#### [Directive]
Transcribe the records below exactly as they appear.
══ Extracted material ══
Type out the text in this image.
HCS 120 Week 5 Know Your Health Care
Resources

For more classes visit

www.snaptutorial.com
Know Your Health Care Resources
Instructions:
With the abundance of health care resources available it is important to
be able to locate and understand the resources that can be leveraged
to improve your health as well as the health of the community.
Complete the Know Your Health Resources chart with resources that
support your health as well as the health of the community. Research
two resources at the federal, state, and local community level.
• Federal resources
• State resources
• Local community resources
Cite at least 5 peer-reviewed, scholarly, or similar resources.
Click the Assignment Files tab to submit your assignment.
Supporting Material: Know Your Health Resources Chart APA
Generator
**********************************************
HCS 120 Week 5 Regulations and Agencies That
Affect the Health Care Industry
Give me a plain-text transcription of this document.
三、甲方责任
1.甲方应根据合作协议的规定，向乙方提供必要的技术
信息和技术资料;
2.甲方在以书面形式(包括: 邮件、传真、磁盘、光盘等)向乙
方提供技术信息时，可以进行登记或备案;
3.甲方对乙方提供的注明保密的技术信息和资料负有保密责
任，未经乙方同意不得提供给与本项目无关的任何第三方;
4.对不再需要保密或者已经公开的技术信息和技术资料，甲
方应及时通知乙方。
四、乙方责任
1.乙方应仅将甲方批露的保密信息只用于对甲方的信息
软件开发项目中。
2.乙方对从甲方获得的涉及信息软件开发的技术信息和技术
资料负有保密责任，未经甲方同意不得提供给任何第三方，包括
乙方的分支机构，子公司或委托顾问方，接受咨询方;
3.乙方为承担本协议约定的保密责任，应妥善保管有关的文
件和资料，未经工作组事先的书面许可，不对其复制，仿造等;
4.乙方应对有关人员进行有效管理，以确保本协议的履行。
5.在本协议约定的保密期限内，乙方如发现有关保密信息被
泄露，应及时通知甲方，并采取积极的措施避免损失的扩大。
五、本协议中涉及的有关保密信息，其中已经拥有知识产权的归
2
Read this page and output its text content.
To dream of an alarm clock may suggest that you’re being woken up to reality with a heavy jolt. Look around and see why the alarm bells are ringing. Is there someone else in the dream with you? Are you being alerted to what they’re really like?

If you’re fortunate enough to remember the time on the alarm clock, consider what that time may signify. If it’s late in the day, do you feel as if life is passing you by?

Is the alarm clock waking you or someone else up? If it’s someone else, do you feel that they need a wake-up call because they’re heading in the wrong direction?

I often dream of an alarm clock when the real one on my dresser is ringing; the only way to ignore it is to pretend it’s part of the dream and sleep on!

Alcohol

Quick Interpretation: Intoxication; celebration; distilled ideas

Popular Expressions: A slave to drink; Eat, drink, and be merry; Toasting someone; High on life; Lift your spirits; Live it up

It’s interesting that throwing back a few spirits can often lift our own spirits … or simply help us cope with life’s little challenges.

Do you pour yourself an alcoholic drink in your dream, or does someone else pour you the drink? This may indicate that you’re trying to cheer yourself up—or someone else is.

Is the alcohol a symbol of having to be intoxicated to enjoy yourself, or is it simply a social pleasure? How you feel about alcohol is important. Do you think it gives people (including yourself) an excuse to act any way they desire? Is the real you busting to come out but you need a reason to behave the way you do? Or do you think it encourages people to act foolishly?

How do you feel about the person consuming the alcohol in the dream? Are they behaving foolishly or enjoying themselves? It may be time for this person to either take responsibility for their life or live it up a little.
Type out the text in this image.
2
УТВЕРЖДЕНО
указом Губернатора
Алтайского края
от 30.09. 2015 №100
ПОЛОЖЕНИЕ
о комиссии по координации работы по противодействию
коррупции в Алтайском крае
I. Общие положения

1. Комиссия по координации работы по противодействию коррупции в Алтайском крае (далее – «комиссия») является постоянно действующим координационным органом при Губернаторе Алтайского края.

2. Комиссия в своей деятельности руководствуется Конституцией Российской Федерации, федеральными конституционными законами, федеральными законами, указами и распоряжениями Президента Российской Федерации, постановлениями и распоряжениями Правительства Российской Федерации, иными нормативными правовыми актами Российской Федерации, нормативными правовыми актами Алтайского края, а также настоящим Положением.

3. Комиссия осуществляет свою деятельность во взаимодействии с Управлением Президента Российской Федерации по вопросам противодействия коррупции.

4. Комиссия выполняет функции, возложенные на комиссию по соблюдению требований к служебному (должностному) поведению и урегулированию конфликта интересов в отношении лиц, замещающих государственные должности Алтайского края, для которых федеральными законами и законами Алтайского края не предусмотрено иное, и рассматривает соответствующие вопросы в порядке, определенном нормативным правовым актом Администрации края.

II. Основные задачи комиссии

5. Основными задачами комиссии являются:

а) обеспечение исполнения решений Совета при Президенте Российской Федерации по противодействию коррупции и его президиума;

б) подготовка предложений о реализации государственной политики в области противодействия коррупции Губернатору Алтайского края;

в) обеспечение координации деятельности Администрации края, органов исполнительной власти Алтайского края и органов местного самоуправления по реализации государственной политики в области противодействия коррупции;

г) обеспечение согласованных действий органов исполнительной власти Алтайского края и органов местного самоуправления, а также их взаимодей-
═══
#### [Solved problem]
Type out the text in this image.
HCS 120 Week 5 Know Your Health Care
Resources

For more classes visit

www.snaptutorial.com
Know Your Health Care Resources
Instructions:
With the abundance of health care resources available it is important to
be able to locate and understand the resources that can be leveraged
to improve your health as well as the health of the community.
Complete the Know Your Health Resources chart with resources that
support your health as well as the health of the community. Research
two resources at the federal, state, and local community level.
• Federal resources
• State resources
• Local community resources
Cite at least 5 peer-reviewed, scholarly, or similar resources.
Click the Assignment Files tab to submit your assignment.
Supporting Material: Know Your Health Resources Chart APA
Generator
**********************************************
HCS 120 Week 5 Regulations and Agencies That
Affect the Health Care Industry
Give me a plain-text transcription of this document.
三、甲方责任
1.甲方应根据合作协议的规定，向乙方提供必要的技术
信息和技术资料;
2.甲方在以书面形式(包括: 邮件、传真、磁盘、光盘等)向乙
方提供技术信息时，可以进行登记或备案;
3.甲方对乙方提供的注明保密的技术信息和资料负有保密责
任，未经乙方同意不得提供给与本项目无关的任何第三方;
4.对不再需要保密或者已经公开的技术信息和技术资料，甲
方应及时通知乙方。
四、乙方责任
1.乙方应仅将甲方批露的保密信息只用于对甲方的信息
软件开发项目中。
2.乙方对从甲方获得的涉及信息软件开发的技术信息和技术
资料负有保密责任，未经甲方同意不得提供给任何第三方，包括
乙方的分支机构，子公司或委托顾问方，接受咨询方;
3.乙方为承担本协议约定的保密责任，应妥善保管有关的文
件和资料，未经工作组事先的书面许可，不对其复制，仿造等;
4.乙方应对有关人员进行有效管理，以确保本协议的履行。
5.在本协议约定的保密期限内，乙方如发现有关保密信息被
泄露，应及时通知甲方，并采取积极的措施避免损失的扩大。
五、本协议中涉及的有关保密信息，其中已经拥有知识产权的归
2
Read this page and output its text content.
To dream of an alarm clock may suggest that you’re being woken up to reality with a heavy jolt. Look around and see why the alarm bells are ringing. Is there someone else in the dream with you? Are you being alerted to what they’re really like?

If you’re fortunate enough to remember the time on the alarm clock, consider what that time may signify. If it’s late in the day, do you feel as if life is passing you by?

Is the alarm clock waking you or someone else up? If it’s someone else, do you feel that they need a wake-up call because they’re heading in the wrong direction?

I often dream of an alarm clock when the real one on my dresser is ringing; the only way to ignore it is to pretend it’s part of the dream and sleep on!

Alcohol

Quick Interpretation: Intoxication; celebration; distilled ideas

Popular Expressions: A slave to drink; Eat, drink, and be merry; Toasting someone; High on life; Lift your spirits; Live it up

It’s interesting that throwing back a few spirits can often lift our own spirits … or simply help us cope with life’s little challenges.

Do you pour yourself an alcoholic drink in your dream, or does someone else pour you the drink? This may indicate that you’re trying to cheer yourself up—or someone else is.

Is the alcohol a symbol of having to be intoxicated to enjoy yourself, or is it simply a social pleasure? How you feel about alcohol is important. Do you think it gives people (including yourself) an excuse to act any way they desire? Is the real you busting to come out but you need a reason to behave the way you do? Or do you think it encourages people to act foolishly?

How do you feel about the person consuming the alcohol in the dream? Are they behaving foolishly or enjoying themselves? It may be time for this person to either take responsibility for their life or live it up a little.
Type out the text in this image.
2
УТВЕРЖДЕНО
указом Губернатора
Алтайского края
от 30.09. 2015 №100
ПОЛОЖЕНИЕ
о комиссии по координации работы по противодействию
коррупции в Алтайском крае
I. Общие положения

1. Комиссия по координации работы по противодействию коррупции в Алтайском крае (далее – «комиссия») является постоянно действующим координационным органом при Губернаторе Алтайского края.

2. Комиссия в своей деятельности руководствуется Конституцией Российской Федерации, федеральными конституционными законами, федеральными законами, указами и распоряжениями Президента Российской Федерации, постановлениями и распоряжениями Правительства Российской Федерации, иными нормативными правовыми актами Российской Федерации, нормативными правовыми актами Алтайского края, а также настоящим Положением.

3. Комиссия осуществляет свою деятельность во взаимодействии с Управлением Президента Российской Федерации по вопросам противодействия коррупции.

4. Комиссия выполняет функции, возложенные на комиссию по соблюдению требований к служебному (должностному) поведению и урегулированию конфликта интересов в отношении лиц, замещающих государственные должности Алтайского края, для которых федеральными законами и законами Алтайского края не предусмотрено иное, и рассматривает соответствующие вопросы в порядке, определенном нормативным правовым актом Администрации края.

II. Основные задачи комиссии

5. Основными задачами комиссии являются:

а) обеспечение исполнения решений Совета при Президенте Российской Федерации по противодействию коррупции и его президиума;

б) подготовка предложений о реализации государственной политики в области противодействия коррупции Губернатору Алтайского края;

в) обеспечение координации деятельности Администрации края, органов исполнительной власти Алтайского края и органов местного самоуправления по реализации государственной политики в области противодействия коррупции;

г) обеспечение согласованных действий органов исполнительной власти Алтайского края и органов местного самоуправления, а также их взаимодей-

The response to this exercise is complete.